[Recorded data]
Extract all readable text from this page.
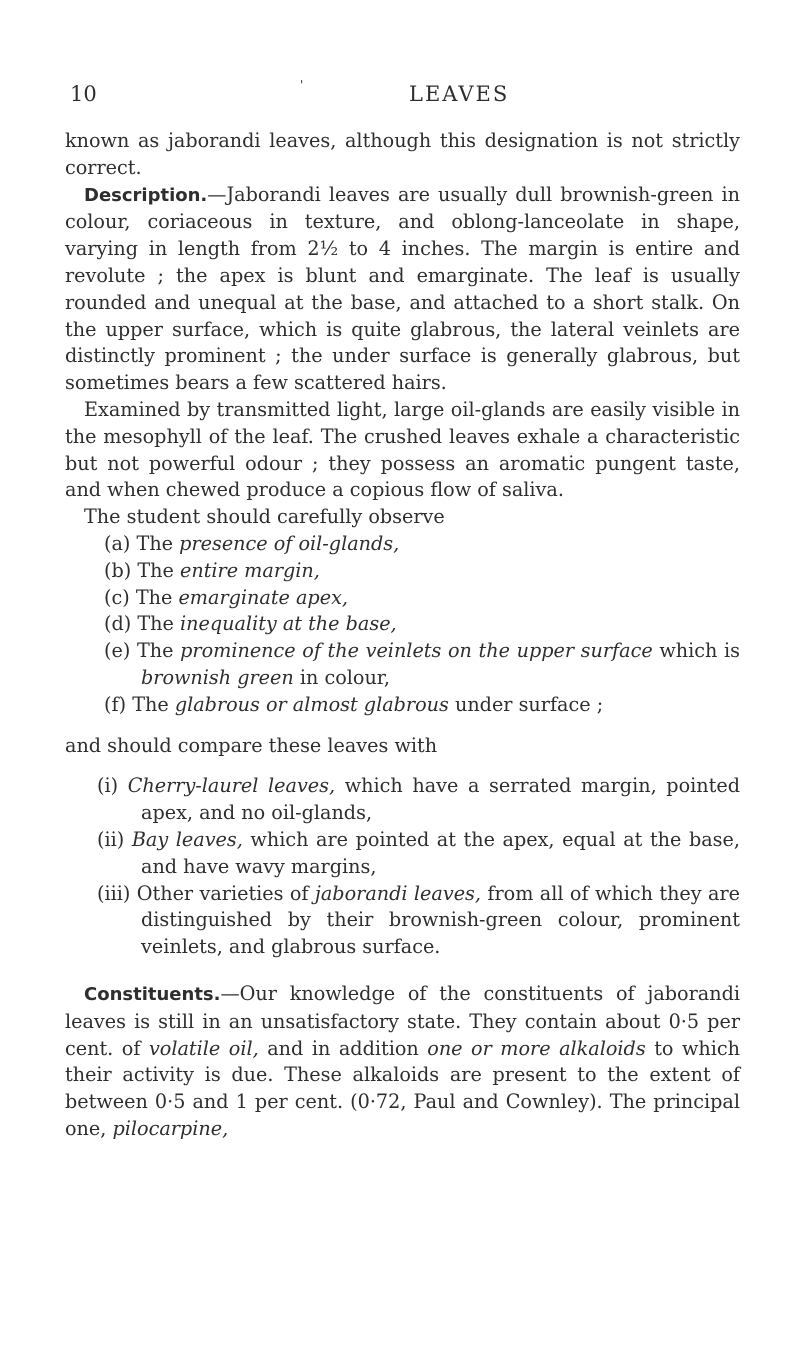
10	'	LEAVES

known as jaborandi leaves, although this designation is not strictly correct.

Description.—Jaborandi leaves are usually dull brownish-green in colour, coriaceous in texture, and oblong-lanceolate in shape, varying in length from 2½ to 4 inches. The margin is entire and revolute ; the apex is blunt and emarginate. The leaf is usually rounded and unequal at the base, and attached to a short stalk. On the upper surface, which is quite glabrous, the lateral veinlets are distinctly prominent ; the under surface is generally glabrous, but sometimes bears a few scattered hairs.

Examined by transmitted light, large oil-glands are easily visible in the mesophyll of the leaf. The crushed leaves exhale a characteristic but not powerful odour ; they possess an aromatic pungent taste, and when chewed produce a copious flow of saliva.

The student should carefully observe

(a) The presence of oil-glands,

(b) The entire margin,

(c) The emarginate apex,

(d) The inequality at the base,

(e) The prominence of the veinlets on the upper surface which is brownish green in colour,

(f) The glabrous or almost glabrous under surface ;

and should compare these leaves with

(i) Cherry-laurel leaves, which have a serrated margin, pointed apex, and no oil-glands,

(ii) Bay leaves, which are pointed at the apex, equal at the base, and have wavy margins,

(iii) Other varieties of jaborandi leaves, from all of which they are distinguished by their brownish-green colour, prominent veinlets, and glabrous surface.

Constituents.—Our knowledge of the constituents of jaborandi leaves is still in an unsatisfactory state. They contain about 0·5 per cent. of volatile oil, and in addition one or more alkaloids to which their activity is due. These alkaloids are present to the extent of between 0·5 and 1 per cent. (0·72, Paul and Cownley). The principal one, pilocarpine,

▶ **Directions for this task**
Gather from the data above every line with the string "surface".

▶ **Correct result**
Description.—Jaborandi leaves are usually dull brownish-green in colour, coriaceous in texture, and oblong-lanceolate in shape, varying in length from 2½ to 4 inches. The margin is entire and revolute ; the apex is blunt and emarginate. The leaf is usually rounded and unequal at the base, and attached to a short stalk. On the upper surface, which is quite glabrous, the lateral veinlets are distinctly prominent ; the under surface is generally glabrous, but sometimes bears a few scattered hairs.
(e) The prominence of the veinlets on the upper surface which is brownish green in colour,
(f) The glabrous or almost glabrous under surface ;
(iii) Other varieties of jaborandi leaves, from all of which they are distinguished by their brownish-green colour, prominent veinlets, and glabrous surface.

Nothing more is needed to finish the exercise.